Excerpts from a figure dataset

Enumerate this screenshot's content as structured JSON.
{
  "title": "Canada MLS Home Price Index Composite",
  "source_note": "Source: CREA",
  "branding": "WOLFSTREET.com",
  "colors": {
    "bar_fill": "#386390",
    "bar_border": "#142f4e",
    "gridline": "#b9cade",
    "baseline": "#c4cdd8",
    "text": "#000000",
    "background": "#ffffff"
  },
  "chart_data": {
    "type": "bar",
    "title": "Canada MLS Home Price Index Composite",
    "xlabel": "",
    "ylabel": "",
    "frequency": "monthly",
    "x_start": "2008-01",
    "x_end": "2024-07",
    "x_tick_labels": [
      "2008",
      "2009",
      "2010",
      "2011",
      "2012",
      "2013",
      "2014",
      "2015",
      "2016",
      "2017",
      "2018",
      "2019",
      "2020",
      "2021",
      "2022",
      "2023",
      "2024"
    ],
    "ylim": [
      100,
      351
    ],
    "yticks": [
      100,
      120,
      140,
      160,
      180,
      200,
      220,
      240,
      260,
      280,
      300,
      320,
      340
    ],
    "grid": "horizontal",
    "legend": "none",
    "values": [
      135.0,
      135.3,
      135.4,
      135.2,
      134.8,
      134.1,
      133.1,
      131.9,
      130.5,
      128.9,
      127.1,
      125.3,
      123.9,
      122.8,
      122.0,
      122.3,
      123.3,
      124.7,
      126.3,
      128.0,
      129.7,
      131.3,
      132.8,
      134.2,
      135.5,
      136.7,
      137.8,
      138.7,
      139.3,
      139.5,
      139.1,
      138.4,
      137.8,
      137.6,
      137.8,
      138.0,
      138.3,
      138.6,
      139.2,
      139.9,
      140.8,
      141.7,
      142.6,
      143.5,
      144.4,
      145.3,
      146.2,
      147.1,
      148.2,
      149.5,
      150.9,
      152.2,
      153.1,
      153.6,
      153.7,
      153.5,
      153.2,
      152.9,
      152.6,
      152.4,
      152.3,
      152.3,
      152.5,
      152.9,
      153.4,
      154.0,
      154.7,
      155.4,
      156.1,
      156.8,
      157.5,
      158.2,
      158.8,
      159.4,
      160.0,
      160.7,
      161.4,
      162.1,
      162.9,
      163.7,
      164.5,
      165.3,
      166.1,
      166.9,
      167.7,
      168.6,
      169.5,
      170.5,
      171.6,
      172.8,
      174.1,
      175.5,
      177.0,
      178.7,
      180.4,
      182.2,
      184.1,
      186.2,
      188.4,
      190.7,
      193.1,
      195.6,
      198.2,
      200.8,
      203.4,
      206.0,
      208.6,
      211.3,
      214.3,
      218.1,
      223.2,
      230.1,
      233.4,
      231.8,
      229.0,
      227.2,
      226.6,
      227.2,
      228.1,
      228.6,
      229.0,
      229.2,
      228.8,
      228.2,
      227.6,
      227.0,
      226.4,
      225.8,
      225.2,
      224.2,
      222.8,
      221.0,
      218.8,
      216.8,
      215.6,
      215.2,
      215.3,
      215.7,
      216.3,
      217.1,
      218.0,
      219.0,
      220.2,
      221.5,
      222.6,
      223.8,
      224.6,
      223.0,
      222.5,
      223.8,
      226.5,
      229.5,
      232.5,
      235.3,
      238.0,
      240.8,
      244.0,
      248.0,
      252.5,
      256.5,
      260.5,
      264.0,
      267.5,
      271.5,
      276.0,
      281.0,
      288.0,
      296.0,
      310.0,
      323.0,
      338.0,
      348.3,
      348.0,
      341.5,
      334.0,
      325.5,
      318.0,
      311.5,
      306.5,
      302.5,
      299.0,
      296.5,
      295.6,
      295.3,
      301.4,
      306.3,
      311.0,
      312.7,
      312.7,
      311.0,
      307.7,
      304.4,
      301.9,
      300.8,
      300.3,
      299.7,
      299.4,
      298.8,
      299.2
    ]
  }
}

Prompt
Copy out all lines above that include the string "Home".

Correct response
  "title": "Canada MLS Home Price Index Composite",
    "title": "Canada MLS Home Price Index Composite",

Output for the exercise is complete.